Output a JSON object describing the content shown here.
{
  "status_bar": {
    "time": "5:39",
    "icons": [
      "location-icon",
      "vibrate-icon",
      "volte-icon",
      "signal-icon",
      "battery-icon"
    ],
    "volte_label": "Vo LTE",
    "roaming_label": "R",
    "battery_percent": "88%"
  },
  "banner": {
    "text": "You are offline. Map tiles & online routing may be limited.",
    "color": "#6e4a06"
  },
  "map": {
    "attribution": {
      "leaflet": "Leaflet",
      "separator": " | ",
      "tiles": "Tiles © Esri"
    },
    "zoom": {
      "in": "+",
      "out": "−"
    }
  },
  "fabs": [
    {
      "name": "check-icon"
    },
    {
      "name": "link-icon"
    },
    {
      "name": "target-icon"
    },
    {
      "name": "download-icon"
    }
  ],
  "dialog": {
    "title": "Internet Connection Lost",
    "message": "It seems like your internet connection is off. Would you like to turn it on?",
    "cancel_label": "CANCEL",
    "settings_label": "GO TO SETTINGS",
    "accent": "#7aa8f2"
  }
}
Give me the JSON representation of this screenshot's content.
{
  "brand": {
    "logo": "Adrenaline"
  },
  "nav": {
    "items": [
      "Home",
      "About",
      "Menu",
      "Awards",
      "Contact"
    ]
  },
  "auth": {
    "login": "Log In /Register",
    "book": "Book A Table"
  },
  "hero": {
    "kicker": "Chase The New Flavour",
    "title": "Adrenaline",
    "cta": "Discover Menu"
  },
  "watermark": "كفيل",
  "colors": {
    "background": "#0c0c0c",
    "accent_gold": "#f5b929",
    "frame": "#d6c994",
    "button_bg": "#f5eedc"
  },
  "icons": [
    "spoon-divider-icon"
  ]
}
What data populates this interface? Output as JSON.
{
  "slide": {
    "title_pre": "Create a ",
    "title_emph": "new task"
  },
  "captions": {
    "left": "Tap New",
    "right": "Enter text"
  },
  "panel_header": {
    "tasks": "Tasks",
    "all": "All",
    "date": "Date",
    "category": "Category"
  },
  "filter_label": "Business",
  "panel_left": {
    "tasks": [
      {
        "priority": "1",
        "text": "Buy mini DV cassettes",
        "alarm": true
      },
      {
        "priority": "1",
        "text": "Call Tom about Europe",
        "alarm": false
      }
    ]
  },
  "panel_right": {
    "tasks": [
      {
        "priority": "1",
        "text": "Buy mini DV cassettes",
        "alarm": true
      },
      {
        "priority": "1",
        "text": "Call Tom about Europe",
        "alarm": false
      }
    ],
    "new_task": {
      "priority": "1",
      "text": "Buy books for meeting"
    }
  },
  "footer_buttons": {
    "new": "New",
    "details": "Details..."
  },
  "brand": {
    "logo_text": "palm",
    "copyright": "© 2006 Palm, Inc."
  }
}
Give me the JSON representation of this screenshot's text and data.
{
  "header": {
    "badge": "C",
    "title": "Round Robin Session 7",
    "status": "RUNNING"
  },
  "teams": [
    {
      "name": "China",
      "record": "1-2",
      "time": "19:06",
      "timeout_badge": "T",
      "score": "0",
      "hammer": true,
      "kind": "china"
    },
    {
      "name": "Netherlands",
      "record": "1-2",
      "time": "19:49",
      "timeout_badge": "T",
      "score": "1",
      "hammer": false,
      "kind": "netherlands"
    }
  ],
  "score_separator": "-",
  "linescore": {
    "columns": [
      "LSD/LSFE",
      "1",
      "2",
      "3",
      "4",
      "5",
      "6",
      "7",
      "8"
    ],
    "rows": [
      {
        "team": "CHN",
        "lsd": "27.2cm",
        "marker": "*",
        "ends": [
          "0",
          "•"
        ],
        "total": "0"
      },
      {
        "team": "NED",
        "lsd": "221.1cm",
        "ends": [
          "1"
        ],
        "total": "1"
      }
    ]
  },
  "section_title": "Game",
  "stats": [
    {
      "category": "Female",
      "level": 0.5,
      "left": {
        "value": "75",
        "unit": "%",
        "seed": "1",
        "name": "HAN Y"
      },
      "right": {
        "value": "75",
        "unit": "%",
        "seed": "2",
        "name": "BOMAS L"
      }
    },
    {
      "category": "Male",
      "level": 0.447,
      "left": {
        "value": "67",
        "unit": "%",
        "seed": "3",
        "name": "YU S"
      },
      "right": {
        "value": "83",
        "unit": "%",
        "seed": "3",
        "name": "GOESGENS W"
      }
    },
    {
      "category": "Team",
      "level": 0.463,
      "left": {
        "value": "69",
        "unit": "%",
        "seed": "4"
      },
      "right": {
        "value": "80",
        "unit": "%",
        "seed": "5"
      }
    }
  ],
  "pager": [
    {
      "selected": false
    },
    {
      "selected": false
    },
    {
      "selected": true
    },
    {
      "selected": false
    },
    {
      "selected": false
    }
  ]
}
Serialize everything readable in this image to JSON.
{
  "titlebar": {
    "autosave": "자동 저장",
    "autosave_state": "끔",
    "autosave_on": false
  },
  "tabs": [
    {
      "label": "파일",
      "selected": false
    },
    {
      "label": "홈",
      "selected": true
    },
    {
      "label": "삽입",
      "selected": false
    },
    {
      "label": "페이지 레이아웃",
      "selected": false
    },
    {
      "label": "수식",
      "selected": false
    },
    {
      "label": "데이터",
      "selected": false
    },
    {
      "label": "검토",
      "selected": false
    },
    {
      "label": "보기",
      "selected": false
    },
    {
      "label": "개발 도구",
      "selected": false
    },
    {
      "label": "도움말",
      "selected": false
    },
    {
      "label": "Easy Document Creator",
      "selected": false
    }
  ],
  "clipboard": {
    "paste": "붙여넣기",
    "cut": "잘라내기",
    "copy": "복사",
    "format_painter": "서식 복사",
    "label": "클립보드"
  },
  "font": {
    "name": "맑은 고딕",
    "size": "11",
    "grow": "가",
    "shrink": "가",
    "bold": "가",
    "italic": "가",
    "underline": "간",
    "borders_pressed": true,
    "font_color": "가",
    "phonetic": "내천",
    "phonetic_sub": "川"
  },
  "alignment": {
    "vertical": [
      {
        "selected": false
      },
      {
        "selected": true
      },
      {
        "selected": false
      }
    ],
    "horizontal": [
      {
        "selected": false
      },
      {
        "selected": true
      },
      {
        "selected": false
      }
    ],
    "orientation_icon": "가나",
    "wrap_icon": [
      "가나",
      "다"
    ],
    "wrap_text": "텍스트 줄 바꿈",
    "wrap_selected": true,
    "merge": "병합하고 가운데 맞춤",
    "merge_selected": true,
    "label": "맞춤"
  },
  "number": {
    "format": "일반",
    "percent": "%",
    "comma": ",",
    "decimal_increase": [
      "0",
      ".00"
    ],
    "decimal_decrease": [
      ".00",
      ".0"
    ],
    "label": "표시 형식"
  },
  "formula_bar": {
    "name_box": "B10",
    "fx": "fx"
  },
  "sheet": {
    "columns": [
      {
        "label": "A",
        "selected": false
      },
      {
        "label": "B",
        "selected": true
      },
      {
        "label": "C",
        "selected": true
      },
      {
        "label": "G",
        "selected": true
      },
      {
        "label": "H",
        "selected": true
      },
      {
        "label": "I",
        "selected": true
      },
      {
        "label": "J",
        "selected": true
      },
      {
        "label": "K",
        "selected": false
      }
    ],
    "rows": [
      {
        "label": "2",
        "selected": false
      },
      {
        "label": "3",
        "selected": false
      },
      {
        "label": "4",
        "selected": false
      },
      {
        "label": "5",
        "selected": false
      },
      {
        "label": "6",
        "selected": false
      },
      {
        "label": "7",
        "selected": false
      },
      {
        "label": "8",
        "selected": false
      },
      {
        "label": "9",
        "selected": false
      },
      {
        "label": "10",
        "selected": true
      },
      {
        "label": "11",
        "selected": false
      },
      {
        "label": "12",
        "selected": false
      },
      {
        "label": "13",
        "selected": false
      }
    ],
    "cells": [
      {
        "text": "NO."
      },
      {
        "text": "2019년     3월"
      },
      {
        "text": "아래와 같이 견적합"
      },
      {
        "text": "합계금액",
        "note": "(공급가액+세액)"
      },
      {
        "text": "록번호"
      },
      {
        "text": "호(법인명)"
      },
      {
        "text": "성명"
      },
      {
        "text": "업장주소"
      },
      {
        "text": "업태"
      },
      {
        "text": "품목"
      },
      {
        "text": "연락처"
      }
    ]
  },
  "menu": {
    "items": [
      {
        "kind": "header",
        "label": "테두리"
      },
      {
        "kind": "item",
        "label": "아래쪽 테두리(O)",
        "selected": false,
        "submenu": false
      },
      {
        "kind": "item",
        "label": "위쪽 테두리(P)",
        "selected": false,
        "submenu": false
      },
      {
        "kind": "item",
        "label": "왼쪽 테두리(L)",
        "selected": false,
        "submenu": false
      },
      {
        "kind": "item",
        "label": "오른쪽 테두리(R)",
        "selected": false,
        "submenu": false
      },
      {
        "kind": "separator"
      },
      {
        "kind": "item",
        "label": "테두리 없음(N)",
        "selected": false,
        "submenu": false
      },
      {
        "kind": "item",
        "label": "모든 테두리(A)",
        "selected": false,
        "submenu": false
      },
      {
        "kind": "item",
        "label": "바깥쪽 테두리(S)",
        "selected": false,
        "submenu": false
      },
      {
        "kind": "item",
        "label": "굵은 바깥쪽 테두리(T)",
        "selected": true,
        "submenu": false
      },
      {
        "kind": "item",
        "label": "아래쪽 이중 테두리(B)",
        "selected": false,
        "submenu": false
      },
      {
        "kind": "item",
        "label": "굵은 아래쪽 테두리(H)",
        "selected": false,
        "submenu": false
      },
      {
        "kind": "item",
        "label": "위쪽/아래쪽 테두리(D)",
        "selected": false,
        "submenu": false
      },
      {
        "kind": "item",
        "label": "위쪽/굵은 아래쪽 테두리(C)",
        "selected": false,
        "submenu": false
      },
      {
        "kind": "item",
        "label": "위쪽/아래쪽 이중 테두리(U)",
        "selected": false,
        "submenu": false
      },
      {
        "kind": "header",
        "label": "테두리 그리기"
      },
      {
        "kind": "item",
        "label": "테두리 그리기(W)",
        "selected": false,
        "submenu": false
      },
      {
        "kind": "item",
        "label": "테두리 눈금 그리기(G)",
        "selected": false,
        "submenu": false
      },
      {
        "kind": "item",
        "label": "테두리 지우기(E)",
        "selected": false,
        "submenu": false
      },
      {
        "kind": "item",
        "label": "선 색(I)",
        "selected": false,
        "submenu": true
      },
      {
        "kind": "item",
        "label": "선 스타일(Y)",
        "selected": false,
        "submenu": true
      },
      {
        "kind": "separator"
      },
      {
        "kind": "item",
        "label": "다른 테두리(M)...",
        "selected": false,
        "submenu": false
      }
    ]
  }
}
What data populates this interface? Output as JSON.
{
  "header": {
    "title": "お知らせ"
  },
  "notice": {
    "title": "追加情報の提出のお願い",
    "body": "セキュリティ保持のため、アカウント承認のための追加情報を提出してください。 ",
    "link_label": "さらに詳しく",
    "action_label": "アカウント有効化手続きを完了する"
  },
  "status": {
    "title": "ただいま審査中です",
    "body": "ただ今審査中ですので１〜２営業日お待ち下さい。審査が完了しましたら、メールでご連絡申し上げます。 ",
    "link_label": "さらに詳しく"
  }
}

--------------------------------------------------

→ WHAT IS BEING ASKED: Which lines of the data above contain "seed"? Copy each one.

→ EXPECTED ANSWER:
        "seed": "1",
        "seed": "2",
        "seed": "3",
        "seed": "3",
        "seed": "4"
        "seed": "5"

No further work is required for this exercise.